• Problem details
Write out each line word for word. Drop pictures.
━━━━
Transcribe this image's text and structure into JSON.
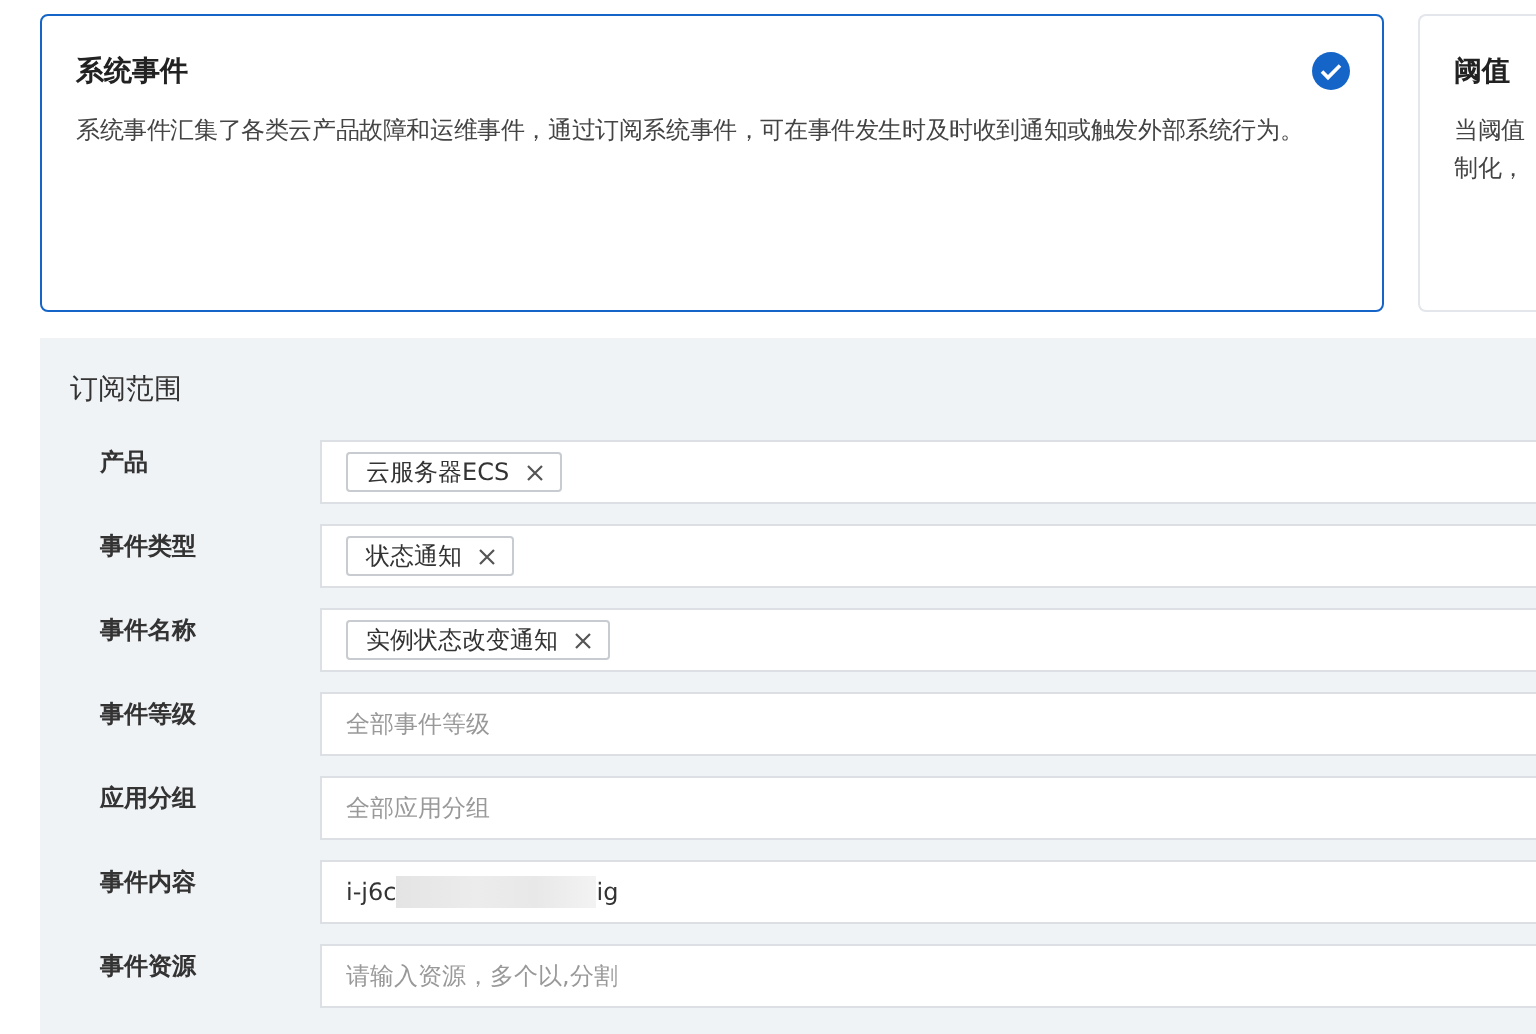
{
  "cards": [
    {
      "title": "系统事件",
      "description_lines": [
        "系统事件汇集了各类云产品故障和运维事件，通过订阅系统事件，可在事件发生时及时收到通知或触发外部系统行为。"
      ],
      "selected": true
    },
    {
      "title": "阈值",
      "description_lines": [
        "当阈值",
        "制化，"
      ],
      "selected": false
    }
  ],
  "subscription_scope": {
    "title": "订阅范围",
    "fields": [
      {
        "label": "产品",
        "kind": "tags",
        "tags": [
          "云服务器ECS"
        ]
      },
      {
        "label": "事件类型",
        "kind": "tags",
        "tags": [
          "状态通知"
        ]
      },
      {
        "label": "事件名称",
        "kind": "tags",
        "tags": [
          "实例状态改变通知"
        ]
      },
      {
        "label": "事件等级",
        "kind": "input",
        "placeholder": "全部事件等级"
      },
      {
        "label": "应用分组",
        "kind": "input",
        "placeholder": "全部应用分组"
      },
      {
        "label": "事件内容",
        "kind": "redacted",
        "value_start": "i-j6c",
        "value_end": "ig"
      },
      {
        "label": "事件资源",
        "kind": "input",
        "placeholder": "请输入资源，多个以,分割"
      }
    ]
  }
}
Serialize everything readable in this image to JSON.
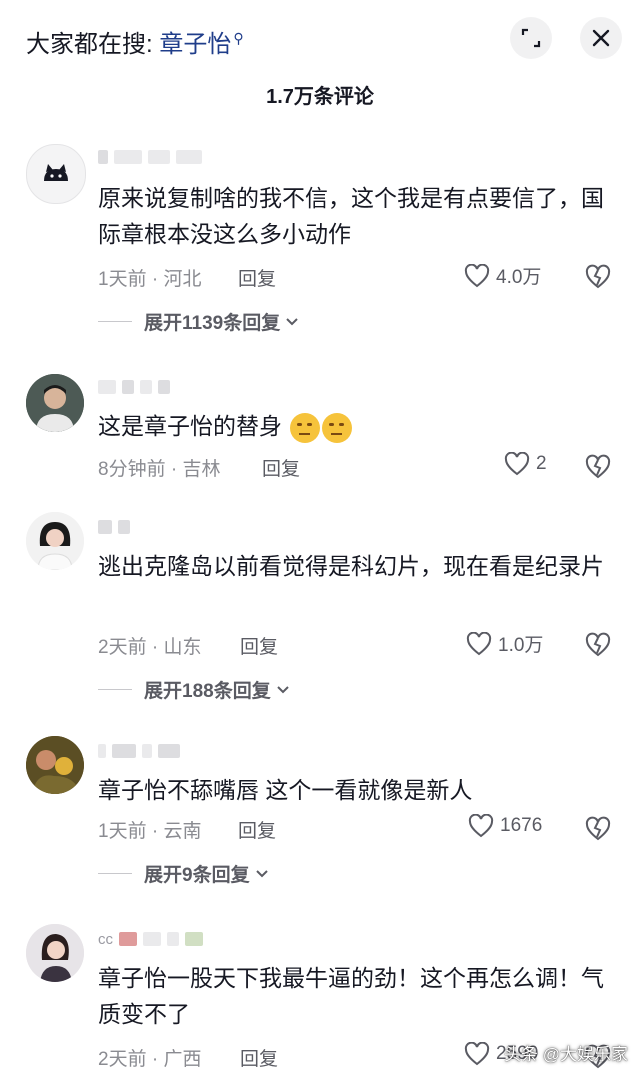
{
  "header": {
    "search_prefix": "大家都在搜: ",
    "search_keyword": "章子怡",
    "comment_count": "1.7万条评论"
  },
  "comments": [
    {
      "text": "原来说复制啥的我不信，这个我是有点要信了，国际章根本没这么多小动作",
      "time": "1天前",
      "location": "河北",
      "reply_label": "回复",
      "likes": "4.0万",
      "expand": "展开1139条回复"
    },
    {
      "text": "这是章子怡的替身",
      "time": "8分钟前",
      "location": "吉林",
      "reply_label": "回复",
      "likes": "2",
      "expand": ""
    },
    {
      "text": "逃出克隆岛以前看觉得是科幻片，现在看是纪录片",
      "time": "2天前",
      "location": "山东",
      "reply_label": "回复",
      "likes": "1.0万",
      "expand": "展开188条回复"
    },
    {
      "text": "章子怡不舔嘴唇 这个一看就像是新人",
      "time": "1天前",
      "location": "云南",
      "reply_label": "回复",
      "likes": "1676",
      "expand": "展开9条回复"
    },
    {
      "username_visible": "cc",
      "text": "章子怡一股天下我最牛逼的劲！这个再怎么调！气质变不了",
      "time": "2天前",
      "location": "广西",
      "reply_label": "回复",
      "likes": "2590",
      "expand": ""
    }
  ],
  "watermark": "头条 @大娱乐家",
  "colors": {
    "keyword": "#1f3d8a",
    "text": "#161823",
    "meta": "#8a8b91"
  }
}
━━━━
• Task response
Transcribe this image's text and structure into JSON.
{
  "cards": [
    {
      "title": "系统事件",
      "description_lines": [
        "系统事件汇集了各类云产品故障和运维事件，通过订阅系统事件，可在事件发生时及时收到通知或触发外部系统行为。"
      ],
      "selected": true
    },
    {
      "title": "阈值",
      "description_lines": [
        "当阈值",
        "制化，"
      ],
      "selected": false
    }
  ],
  "subscription_scope": {
    "title": "订阅范围",
    "fields": [
      {
        "label": "产品",
        "kind": "tags",
        "tags": [
          "云服务器ECS"
        ]
      },
      {
        "label": "事件类型",
        "kind": "tags",
        "tags": [
          "状态通知"
        ]
      },
      {
        "label": "事件名称",
        "kind": "tags",
        "tags": [
          "实例状态改变通知"
        ]
      },
      {
        "label": "事件等级",
        "kind": "input",
        "placeholder": "全部事件等级"
      },
      {
        "label": "应用分组",
        "kind": "input",
        "placeholder": "全部应用分组"
      },
      {
        "label": "事件内容",
        "kind": "redacted",
        "value_start": "i-j6c",
        "value_end": "ig"
      },
      {
        "label": "事件资源",
        "kind": "input",
        "placeholder": "请输入资源，多个以,分割"
      }
    ]
  }
}
Serialize everything readable in this image to JSON.
{
  "header": {
    "search_prefix": "大家都在搜: ",
    "search_keyword": "章子怡",
    "comment_count": "1.7万条评论"
  },
  "comments": [
    {
      "text": "原来说复制啥的我不信，这个我是有点要信了，国际章根本没这么多小动作",
      "time": "1天前",
      "location": "河北",
      "reply_label": "回复",
      "likes": "4.0万",
      "expand": "展开1139条回复"
    },
    {
      "text": "这是章子怡的替身",
      "time": "8分钟前",
      "location": "吉林",
      "reply_label": "回复",
      "likes": "2",
      "expand": ""
    },
    {
      "text": "逃出克隆岛以前看觉得是科幻片，现在看是纪录片",
      "time": "2天前",
      "location": "山东",
      "reply_label": "回复",
      "likes": "1.0万",
      "expand": "展开188条回复"
    },
    {
      "text": "章子怡不舔嘴唇 这个一看就像是新人",
      "time": "1天前",
      "location": "云南",
      "reply_label": "回复",
      "likes": "1676",
      "expand": "展开9条回复"
    },
    {
      "username_visible": "cc",
      "text": "章子怡一股天下我最牛逼的劲！这个再怎么调！气质变不了",
      "time": "2天前",
      "location": "广西",
      "reply_label": "回复",
      "likes": "2590",
      "expand": ""
    }
  ],
  "watermark": "头条 @大娱乐家",
  "colors": {
    "keyword": "#1f3d8a",
    "text": "#161823",
    "meta": "#8a8b91"
  }
}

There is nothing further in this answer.